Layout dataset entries
────────────────
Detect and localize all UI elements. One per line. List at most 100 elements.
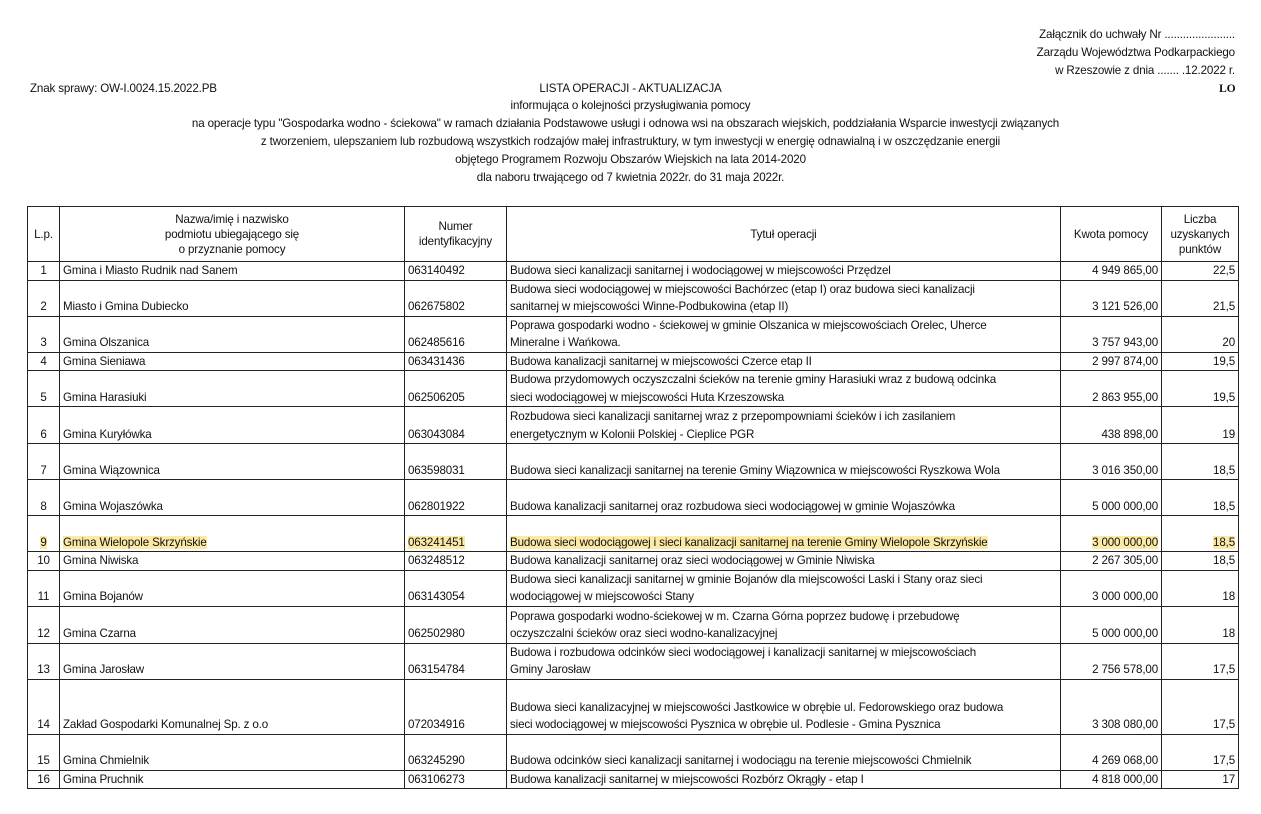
title-line: Budowa sieci wodociągowej w miejscowości… <box>510 281 1057 298</box>
table-header-row: L.p. Nazwa/imię i nazwisko podmiotu ubiega… <box>27 206 1239 262</box>
title-line: Budowa odcinków sieci kanalizacji sanita… <box>510 752 1057 769</box>
title-text: Budowa sieci kanalizacji sanitarnej i wo… <box>510 264 891 277</box>
name-text: Gmina Kuryłówka <box>63 427 152 441</box>
points-text: 19 <box>1222 427 1235 441</box>
amount-text: 438 898,00 <box>1101 427 1158 441</box>
cell-title: Budowa i rozbudowa odcinków sieci wodoci… <box>506 642 1061 680</box>
cell-lp: 2 <box>27 279 60 317</box>
cell-lp: 8 <box>27 479 60 516</box>
title-text: energetycznym w Kolonii Polskiej - Ciepl… <box>510 427 755 441</box>
cell-id: 063106273 <box>404 769 507 789</box>
cell-points: 17 <box>1161 769 1239 789</box>
column-header-line: identyfikacyjny <box>418 235 493 248</box>
title-line: Poprawa gospodarki wodno-ściekowej w m. … <box>510 608 1057 626</box>
amount-text: 2 863 955,00 <box>1092 390 1158 404</box>
name-text: Miasto i Gmina Dubiecko <box>63 300 189 313</box>
column-header-id: Numer identyfikacyjny <box>404 206 507 262</box>
cell-title: Budowa sieci kanalizacyjnej w miejscowoś… <box>506 678 1061 735</box>
title-line: Budowa i rozbudowa odcinków sieci wodoci… <box>510 644 1057 661</box>
title-line: oczyszczalni ścieków oraz sieci wodno-ka… <box>510 625 1057 642</box>
column-header-line: Numer <box>438 220 473 233</box>
cell-points: 19 <box>1161 406 1239 444</box>
cell-name: Zakład Gospodarki Komunalnej Sp. z o.o <box>59 678 405 735</box>
cell-points: 19,5 <box>1161 370 1239 407</box>
table-row: 3 Gmina Olszanica 062485616 Poprawa gospoda… <box>27 315 1239 353</box>
case-number: Znak sprawy: OW-I.0024.15.2022.PB <box>30 82 217 95</box>
title-text: Mineralne i Wańkowa. <box>510 336 621 349</box>
cell-name: Gmina Olszanica <box>59 315 405 353</box>
id-text: 063140492 <box>408 264 465 277</box>
title-text: sanitarnej w miejscowości Winne-Podbukow… <box>510 300 789 313</box>
title-text: Budowa kanalizacji sanitarnej w miejscow… <box>510 772 864 786</box>
cell-lp: 11 <box>27 569 60 607</box>
cell-points: 19,5 <box>1161 351 1239 371</box>
cell-id: 063143054 <box>404 569 507 607</box>
title-line: energetycznym w Kolonii Polskiej - Ciepl… <box>510 426 1057 443</box>
lp-text: 4 <box>40 354 47 368</box>
cell-name: Gmina Wojaszówka <box>59 479 405 516</box>
table-row: 15 Gmina Chmielnik 063245290 Budowa odcinkó… <box>27 733 1239 771</box>
title-text: sieci wodociągowej w miejscowości Huta K… <box>510 390 785 404</box>
id-text: 062675802 <box>408 300 465 313</box>
cell-lp: 1 <box>27 261 60 281</box>
cell-points: 20 <box>1161 315 1239 353</box>
id-text: 063143054 <box>408 590 465 603</box>
table-row: 9 Gmina Wielopole Skrzyńskie 063241451 Budo… <box>27 515 1239 552</box>
cell-id: 063598031 <box>404 443 507 480</box>
cell-points: 18 <box>1161 569 1239 607</box>
cell-amount: 3 000 000,00 <box>1060 515 1162 552</box>
lp-text: 1 <box>40 264 47 277</box>
points-text: 17 <box>1222 772 1235 786</box>
lp-text: 6 <box>40 427 47 441</box>
operations-table: L.p. Nazwa/imię i nazwisko podmiotu ubiega… <box>27 206 1239 789</box>
cell-points: 18,5 <box>1161 443 1239 480</box>
cell-amount: 4 269 068,00 <box>1060 733 1162 771</box>
id-text: 063043084 <box>408 427 465 441</box>
title-text: sieci wodociągowej w miejscowości Pyszni… <box>510 718 941 731</box>
amount-text: 3 121 526,00 <box>1092 300 1158 313</box>
title-text: Gminy Jarosław <box>510 663 591 676</box>
title-text: Budowa kanalizacji sanitarnej oraz rozbu… <box>510 499 955 513</box>
title-line: Budowa sieci kanalizacyjnej w miejscowoś… <box>510 699 1057 717</box>
cell-name: Gmina Jarosław <box>59 642 405 680</box>
cell-amount: 3 000 000,00 <box>1060 569 1162 607</box>
cell-name: Gmina Chmielnik <box>59 733 405 771</box>
cell-amount: 4 949 865,00 <box>1060 261 1162 281</box>
cell-name: Gmina Pruchnik <box>59 769 405 789</box>
cell-amount: 3 016 350,00 <box>1060 443 1162 480</box>
title-text: Budowa i rozbudowa odcinków sieci wodoci… <box>510 645 977 659</box>
title-text: Budowa sieci kanalizacji sanitarnej w gm… <box>510 572 983 586</box>
column-header-lp: L.p. <box>27 206 60 262</box>
table-row: 12 Gmina Czarna 062502980 Poprawa gospodark… <box>27 605 1239 644</box>
title-line: Budowa sieci wodociągowej i sieci kanali… <box>510 534 1057 551</box>
id-text: 063241451 <box>408 535 465 549</box>
title-line: sieci wodociągowej w miejscowości Huta K… <box>510 389 1057 406</box>
cell-id: 063154784 <box>404 642 507 680</box>
cell-title: Rozbudowa sieci kanalizacji sanitarnej w… <box>506 406 1061 444</box>
amount-text: 2 997 874,00 <box>1092 354 1158 368</box>
points-text: 22,5 <box>1213 264 1235 277</box>
title-line: Budowa kanalizacji sanitarnej oraz sieci… <box>510 552 1057 569</box>
name-text: Gmina Niwiska <box>63 554 139 567</box>
id-text: 063598031 <box>408 463 465 477</box>
cell-name: Gmina Niwiska <box>59 551 405 571</box>
cell-id: 063248512 <box>404 551 507 571</box>
cell-lp: 6 <box>27 406 60 444</box>
cell-name: Gmina i Miasto Rudnik nad Sanem <box>59 261 405 281</box>
points-text: 18,5 <box>1213 535 1235 549</box>
amount-text: 5 000 000,00 <box>1092 627 1158 640</box>
title-text: wodociągowej w miejscowości Stany <box>510 590 694 603</box>
title-text: Budowa przydomowych oczyszczalni ścieków… <box>510 373 997 386</box>
cell-amount: 2 267 305,00 <box>1060 551 1162 571</box>
name-text: Gmina Jarosław <box>63 663 145 676</box>
cell-title: Budowa kanalizacji sanitarnej w miejscow… <box>506 769 1061 789</box>
title-line: Mineralne i Wańkowa. <box>510 334 1057 351</box>
column-header-line: podmiotu ubiegającego się <box>164 227 300 241</box>
cell-lp: 16 <box>27 769 60 789</box>
cell-id: 062485616 <box>404 315 507 353</box>
points-text: 18,5 <box>1213 499 1235 513</box>
lp-text: 13 <box>37 663 50 676</box>
cell-lp: 9 <box>27 515 60 552</box>
table-row: 6 Gmina Kuryłówka 063043084 Rozbudowa sieci… <box>27 406 1239 444</box>
column-header-points: Liczba uzyskanych punktów <box>1161 206 1239 262</box>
────────────────
Task:
Repeat every line of the records above word for word, leaving out the pictures.

Complete response:
Detect and localize all UI elements. One per line. List at most 100 elements.
title-line: Budowa sieci wodociągowej w miejscowości… <box>510 281 1057 298</box>
table-header-row: L.p. Nazwa/imię i nazwisko podmiotu ubiega… <box>27 206 1239 262</box>
title-line: Budowa odcinków sieci kanalizacji sanita… <box>510 752 1057 769</box>
title-text: Budowa sieci kanalizacji sanitarnej i wo… <box>510 264 891 277</box>
name-text: Gmina Kuryłówka <box>63 427 152 441</box>
points-text: 19 <box>1222 427 1235 441</box>
amount-text: 438 898,00 <box>1101 427 1158 441</box>
cell-title: Budowa i rozbudowa odcinków sieci wodoci… <box>506 642 1061 680</box>
cell-lp: 2 <box>27 279 60 317</box>
cell-lp: 8 <box>27 479 60 516</box>
title-text: energetycznym w Kolonii Polskiej - Ciepl… <box>510 427 755 441</box>
cell-id: 063106273 <box>404 769 507 789</box>
cell-points: 17 <box>1161 769 1239 789</box>
column-header-line: identyfikacyjny <box>418 235 493 248</box>
title-line: Poprawa gospodarki wodno-ściekowej w m. … <box>510 608 1057 626</box>
amount-text: 2 863 955,00 <box>1092 390 1158 404</box>
name-text: Miasto i Gmina Dubiecko <box>63 300 189 313</box>
column-header-id: Numer identyfikacyjny <box>404 206 507 262</box>
cell-title: Budowa sieci kanalizacyjnej w miejscowoś… <box>506 678 1061 735</box>
title-line: Budowa i rozbudowa odcinków sieci wodoci… <box>510 644 1057 661</box>
title-line: oczyszczalni ścieków oraz sieci wodno-ka… <box>510 625 1057 642</box>
column-header-line: Numer <box>438 220 473 233</box>
cell-points: 19 <box>1161 406 1239 444</box>
cell-name: Zakład Gospodarki Komunalnej Sp. z o.o <box>59 678 405 735</box>
cell-points: 19,5 <box>1161 370 1239 407</box>
table-row: 3 Gmina Olszanica 062485616 Poprawa gospoda… <box>27 315 1239 353</box>
case-number: Znak sprawy: OW-I.0024.15.2022.PB <box>30 82 217 95</box>
title-text: Mineralne i Wańkowa. <box>510 336 621 349</box>
cell-name: Gmina Olszanica <box>59 315 405 353</box>
id-text: 063140492 <box>408 264 465 277</box>
title-text: sanitarnej w miejscowości Winne-Podbukow… <box>510 300 789 313</box>
title-text: Budowa kanalizacji sanitarnej w miejscow… <box>510 772 864 786</box>
cell-lp: 11 <box>27 569 60 607</box>
cell-points: 19,5 <box>1161 351 1239 371</box>
cell-id: 063143054 <box>404 569 507 607</box>
title-line: energetycznym w Kolonii Polskiej - Ciepl… <box>510 426 1057 443</box>
lp-text: 4 <box>40 354 47 368</box>
cell-name: Gmina Wojaszówka <box>59 479 405 516</box>
table-row: 15 Gmina Chmielnik 063245290 Budowa odcinkó… <box>27 733 1239 771</box>
title-text: sieci wodociągowej w miejscowości Huta K… <box>510 390 785 404</box>
id-text: 062675802 <box>408 300 465 313</box>
cell-lp: 1 <box>27 261 60 281</box>
cell-points: 20 <box>1161 315 1239 353</box>
id-text: 063143054 <box>408 590 465 603</box>
table-row: 9 Gmina Wielopole Skrzyńskie 063241451 Budo… <box>27 515 1239 552</box>
cell-id: 063598031 <box>404 443 507 480</box>
cell-points: 18 <box>1161 569 1239 607</box>
cell-amount: 3 000 000,00 <box>1060 515 1162 552</box>
lp-text: 1 <box>40 264 47 277</box>
points-text: 17 <box>1222 772 1235 786</box>
lp-text: 6 <box>40 427 47 441</box>
operations-table: L.p. Nazwa/imię i nazwisko podmiotu ubiega… <box>27 206 1239 789</box>
cell-points: 18,5 <box>1161 443 1239 480</box>
cell-amount: 4 269 068,00 <box>1060 733 1162 771</box>
id-text: 063043084 <box>408 427 465 441</box>
title-text: sieci wodociągowej w miejscowości Pyszni… <box>510 718 941 731</box>
amount-text: 3 121 526,00 <box>1092 300 1158 313</box>
title-text: Gminy Jarosław <box>510 663 591 676</box>
title-text: Budowa kanalizacji sanitarnej oraz rozbu… <box>510 499 955 513</box>
title-line: Budowa sieci kanalizacyjnej w miejscowoś… <box>510 699 1057 717</box>
cell-name: Gmina Jarosław <box>59 642 405 680</box>
cell-amount: 3 000 000,00 <box>1060 569 1162 607</box>
cell-name: Gmina Chmielnik <box>59 733 405 771</box>
cell-amount: 4 949 865,00 <box>1060 261 1162 281</box>
cell-name: Gmina Pruchnik <box>59 769 405 789</box>
cell-amount: 3 016 350,00 <box>1060 443 1162 480</box>
title-text: Budowa i rozbudowa odcinków sieci wodoci… <box>510 645 977 659</box>
title-text: Budowa sieci kanalizacji sanitarnej w gm… <box>510 572 983 586</box>
column-header-lp: L.p. <box>27 206 60 262</box>
table-row: 12 Gmina Czarna 062502980 Poprawa gospodark… <box>27 605 1239 644</box>
title-line: Budowa sieci wodociągowej i sieci kanali… <box>510 534 1057 551</box>
id-text: 063241451 <box>408 535 465 549</box>
title-line: sieci wodociągowej w miejscowości Huta K… <box>510 389 1057 406</box>
cell-id: 063154784 <box>404 642 507 680</box>
cell-title: Rozbudowa sieci kanalizacji sanitarnej w… <box>506 406 1061 444</box>
amount-text: 2 997 874,00 <box>1092 354 1158 368</box>
points-text: 22,5 <box>1213 264 1235 277</box>
title-line: Budowa kanalizacji sanitarnej oraz sieci… <box>510 552 1057 569</box>
name-text: Gmina Niwiska <box>63 554 139 567</box>
id-text: 063598031 <box>408 463 465 477</box>
cell-name: Gmina Niwiska <box>59 551 405 571</box>
cell-id: 063248512 <box>404 551 507 571</box>
cell-lp: 6 <box>27 406 60 444</box>
cell-name: Gmina i Miasto Rudnik nad Sanem <box>59 261 405 281</box>
points-text: 18,5 <box>1213 535 1235 549</box>
amount-text: 5 000 000,00 <box>1092 627 1158 640</box>
title-text: wodociągowej w miejscowości Stany <box>510 590 694 603</box>
title-text: Budowa przydomowych oczyszczalni ścieków… <box>510 373 997 386</box>
cell-amount: 2 267 305,00 <box>1060 551 1162 571</box>
name-text: Gmina Jarosław <box>63 663 145 676</box>
cell-title: Budowa kanalizacji sanitarnej w miejscow… <box>506 769 1061 789</box>
title-line: Mineralne i Wańkowa. <box>510 334 1057 351</box>
column-header-line: podmiotu ubiegającego się <box>164 227 300 241</box>
cell-lp: 16 <box>27 769 60 789</box>
cell-id: 062485616 <box>404 315 507 353</box>
points-text: 18,5 <box>1213 499 1235 513</box>
lp-text: 13 <box>37 663 50 676</box>
cell-lp: 9 <box>27 515 60 552</box>
table-row: 6 Gmina Kuryłówka 063043084 Rozbudowa sieci… <box>27 406 1239 444</box>
column-header-points: Liczba uzyskanych punktów <box>1161 206 1239 262</box>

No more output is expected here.